From the entries provided below, copy each line that contains the word "would".
»»
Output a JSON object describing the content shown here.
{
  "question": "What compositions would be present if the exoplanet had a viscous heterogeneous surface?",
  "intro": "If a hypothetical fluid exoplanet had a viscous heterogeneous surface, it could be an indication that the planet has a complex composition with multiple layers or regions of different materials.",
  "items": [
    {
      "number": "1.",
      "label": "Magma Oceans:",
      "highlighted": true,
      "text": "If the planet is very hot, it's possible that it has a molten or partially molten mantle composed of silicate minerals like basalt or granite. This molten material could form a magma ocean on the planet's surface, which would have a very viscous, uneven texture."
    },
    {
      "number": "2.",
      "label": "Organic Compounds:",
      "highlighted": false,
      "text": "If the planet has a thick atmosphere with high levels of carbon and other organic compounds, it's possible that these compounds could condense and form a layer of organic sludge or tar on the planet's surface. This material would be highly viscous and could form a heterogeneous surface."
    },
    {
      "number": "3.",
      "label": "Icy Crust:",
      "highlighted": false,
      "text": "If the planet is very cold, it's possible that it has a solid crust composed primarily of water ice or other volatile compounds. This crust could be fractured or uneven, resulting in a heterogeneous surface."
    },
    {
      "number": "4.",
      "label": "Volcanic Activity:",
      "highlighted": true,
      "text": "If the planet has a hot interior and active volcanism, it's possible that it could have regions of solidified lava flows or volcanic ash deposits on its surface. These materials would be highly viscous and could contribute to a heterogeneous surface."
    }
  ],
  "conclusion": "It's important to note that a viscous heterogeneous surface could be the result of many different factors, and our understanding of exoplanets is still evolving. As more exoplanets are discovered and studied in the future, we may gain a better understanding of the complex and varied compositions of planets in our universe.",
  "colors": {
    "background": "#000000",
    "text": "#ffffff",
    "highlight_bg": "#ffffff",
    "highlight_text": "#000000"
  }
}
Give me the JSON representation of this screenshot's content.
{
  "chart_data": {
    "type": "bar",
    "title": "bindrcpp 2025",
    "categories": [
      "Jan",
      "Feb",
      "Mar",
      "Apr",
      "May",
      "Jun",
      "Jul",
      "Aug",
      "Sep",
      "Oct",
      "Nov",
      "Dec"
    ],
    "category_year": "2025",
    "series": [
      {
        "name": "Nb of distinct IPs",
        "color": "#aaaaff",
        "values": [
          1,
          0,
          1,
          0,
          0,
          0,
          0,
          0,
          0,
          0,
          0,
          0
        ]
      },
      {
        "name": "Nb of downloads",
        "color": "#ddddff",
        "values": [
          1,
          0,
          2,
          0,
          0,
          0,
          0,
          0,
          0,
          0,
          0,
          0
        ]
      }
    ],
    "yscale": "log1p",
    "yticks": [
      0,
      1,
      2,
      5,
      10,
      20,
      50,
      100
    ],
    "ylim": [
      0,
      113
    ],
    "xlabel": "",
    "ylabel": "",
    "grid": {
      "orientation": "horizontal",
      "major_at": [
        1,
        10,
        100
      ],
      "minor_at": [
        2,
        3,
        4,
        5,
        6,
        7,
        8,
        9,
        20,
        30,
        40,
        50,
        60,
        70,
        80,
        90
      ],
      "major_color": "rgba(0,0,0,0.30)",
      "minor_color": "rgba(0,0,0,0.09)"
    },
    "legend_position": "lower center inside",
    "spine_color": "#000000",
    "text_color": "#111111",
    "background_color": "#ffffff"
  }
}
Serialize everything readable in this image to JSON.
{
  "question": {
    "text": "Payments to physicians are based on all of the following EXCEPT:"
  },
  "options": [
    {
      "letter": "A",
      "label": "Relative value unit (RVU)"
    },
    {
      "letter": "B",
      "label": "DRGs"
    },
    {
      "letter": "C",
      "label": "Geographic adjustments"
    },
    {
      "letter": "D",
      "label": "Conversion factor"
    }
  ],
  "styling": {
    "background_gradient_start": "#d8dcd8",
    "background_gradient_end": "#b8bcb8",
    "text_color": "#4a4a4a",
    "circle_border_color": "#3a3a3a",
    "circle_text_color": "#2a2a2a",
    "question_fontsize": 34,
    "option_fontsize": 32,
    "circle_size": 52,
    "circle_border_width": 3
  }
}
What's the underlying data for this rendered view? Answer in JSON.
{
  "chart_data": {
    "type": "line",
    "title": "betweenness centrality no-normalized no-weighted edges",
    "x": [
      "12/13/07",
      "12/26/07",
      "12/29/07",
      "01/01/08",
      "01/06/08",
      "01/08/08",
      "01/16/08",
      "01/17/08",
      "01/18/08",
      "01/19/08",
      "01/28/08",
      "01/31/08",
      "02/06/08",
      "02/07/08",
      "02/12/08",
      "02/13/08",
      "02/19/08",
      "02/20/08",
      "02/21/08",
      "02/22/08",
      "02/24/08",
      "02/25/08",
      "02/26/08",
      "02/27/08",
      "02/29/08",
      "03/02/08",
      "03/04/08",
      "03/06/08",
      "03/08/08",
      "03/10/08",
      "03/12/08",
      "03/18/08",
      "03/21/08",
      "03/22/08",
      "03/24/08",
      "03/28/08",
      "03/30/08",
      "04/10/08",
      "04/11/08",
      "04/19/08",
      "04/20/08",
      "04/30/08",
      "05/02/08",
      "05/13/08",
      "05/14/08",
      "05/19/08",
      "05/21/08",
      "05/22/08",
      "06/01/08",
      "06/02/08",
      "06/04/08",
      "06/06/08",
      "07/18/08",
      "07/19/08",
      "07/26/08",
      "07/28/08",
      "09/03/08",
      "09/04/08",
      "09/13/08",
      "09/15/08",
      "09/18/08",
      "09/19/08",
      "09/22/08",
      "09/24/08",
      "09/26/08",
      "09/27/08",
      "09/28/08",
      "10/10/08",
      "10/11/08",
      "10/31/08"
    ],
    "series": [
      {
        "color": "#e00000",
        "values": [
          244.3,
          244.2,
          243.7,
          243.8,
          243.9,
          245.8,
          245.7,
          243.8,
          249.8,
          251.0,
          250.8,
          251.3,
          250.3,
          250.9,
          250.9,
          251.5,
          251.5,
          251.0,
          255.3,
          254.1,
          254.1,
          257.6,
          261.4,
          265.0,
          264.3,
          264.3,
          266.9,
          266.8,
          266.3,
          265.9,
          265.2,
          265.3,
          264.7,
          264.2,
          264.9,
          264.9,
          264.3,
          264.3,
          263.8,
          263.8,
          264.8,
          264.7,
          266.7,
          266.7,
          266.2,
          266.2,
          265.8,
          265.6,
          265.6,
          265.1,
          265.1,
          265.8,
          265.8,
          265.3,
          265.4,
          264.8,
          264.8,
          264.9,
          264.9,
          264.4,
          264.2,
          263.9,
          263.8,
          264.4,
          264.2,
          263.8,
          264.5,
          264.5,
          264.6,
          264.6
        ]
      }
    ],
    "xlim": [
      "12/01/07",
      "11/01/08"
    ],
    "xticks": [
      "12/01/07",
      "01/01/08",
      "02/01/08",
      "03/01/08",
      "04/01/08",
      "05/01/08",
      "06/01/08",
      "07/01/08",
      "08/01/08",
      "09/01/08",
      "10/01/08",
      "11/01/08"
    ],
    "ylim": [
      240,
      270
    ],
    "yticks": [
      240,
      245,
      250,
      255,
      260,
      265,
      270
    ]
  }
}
««
▸ Exercise response
  "question": "What compositions would be present if the exoplanet had a viscous heterogeneous surface?",
      "text": "If the planet is very hot, it's possible that it has a molten or partially molten mantle composed of silicate minerals like basalt or granite. This molten material could form a magma ocean on the planet's surface, which would have a very viscous, uneven texture."
      "text": "If the planet has a thick atmosphere with high levels of carbon and other organic compounds, it's possible that these compounds could condense and form a layer of organic sludge or tar on the planet's surface. This material would be highly viscous and could form a heterogeneous surface."
      "text": "If the planet has a hot interior and active volcanism, it's possible that it could have regions of solidified lava flows or volcanic ash deposits on its surface. These materials would be highly viscous and could contribute to a heterogeneous surface."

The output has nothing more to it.